§ Material provided
—————
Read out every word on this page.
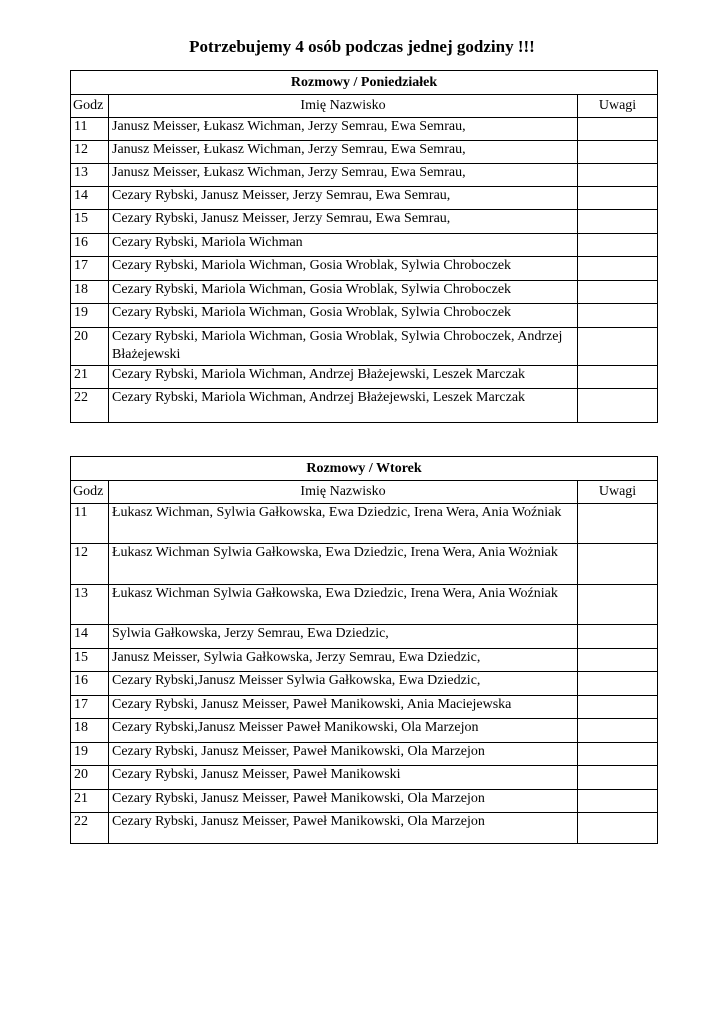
Potrzebujemy 4 osób podczas jednej godziny !!!
Rozmowy / Poniedziałek		
Godz	Imię Nazwisko	Uwagi
11	Janusz Meisser, Łukasz Wichman, Jerzy Semrau, Ewa Semrau,	
12	Janusz Meisser, Łukasz Wichman, Jerzy Semrau, Ewa Semrau,	
13	Janusz Meisser, Łukasz Wichman, Jerzy Semrau, Ewa Semrau,	
14	Cezary Rybski, Janusz Meisser, Jerzy Semrau, Ewa Semrau,	
15	Cezary Rybski, Janusz Meisser, Jerzy Semrau, Ewa Semrau,	
16	Cezary Rybski, Mariola Wichman	
17	Cezary Rybski, Mariola Wichman, Gosia Wroblak, Sylwia Chroboczek	
18	Cezary Rybski, Mariola Wichman, Gosia Wroblak, Sylwia Chroboczek	
19	Cezary Rybski, Mariola Wichman, Gosia Wroblak, Sylwia Chroboczek	
20	Cezary Rybski, Mariola Wichman, Gosia Wroblak, Sylwia Chroboczek, Andrzej Błażejewski	
21	Cezary Rybski, Mariola Wichman, Andrzej Błażejewski, Leszek Marczak	
22	Cezary Rybski, Mariola Wichman, Andrzej Błażejewski, Leszek Marczak	
Rozmowy / Wtorek		
Godz	Imię Nazwisko	Uwagi
11	Łukasz Wichman, Sylwia Gałkowska, Ewa Dziedzic, Irena Wera, Ania Woźniak	
12	Łukasz Wichman Sylwia Gałkowska, Ewa Dziedzic, Irena Wera, Ania Wożniak	
13	Łukasz Wichman Sylwia Gałkowska, Ewa Dziedzic, Irena Wera, Ania Woźniak	
14	Sylwia Gałkowska, Jerzy Semrau, Ewa Dziedzic,	
15	Janusz Meisser, Sylwia Gałkowska, Jerzy Semrau, Ewa Dziedzic,	
16	Cezary Rybski,Janusz Meisser Sylwia Gałkowska, Ewa Dziedzic,	
17	Cezary Rybski, Janusz Meisser, Paweł Manikowski, Ania Maciejewska	
18	Cezary Rybski,Janusz Meisser Paweł Manikowski, Ola Marzejon	
19	Cezary Rybski, Janusz Meisser, Paweł Manikowski, Ola Marzejon	
20	Cezary Rybski, Janusz Meisser, Paweł Manikowski	
21	Cezary Rybski, Janusz Meisser, Paweł Manikowski, Ola Marzejon	
22	Cezary Rybski, Janusz Meisser, Paweł Manikowski, Ola Marzejon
—————
§ Your instructions
Gather every line from the entries above where the word "Andrzej" appears, and copy them.

§ Solution to this exercise
20	Cezary Rybski, Mariola Wichman, Gosia Wroblak, Sylwia Chroboczek, Andrzej Błażejewski	
21	Cezary Rybski, Mariola Wichman, Andrzej Błażejewski, Leszek Marczak	
22	Cezary Rybski, Mariola Wichman, Andrzej Błażejewski, Leszek Marczak	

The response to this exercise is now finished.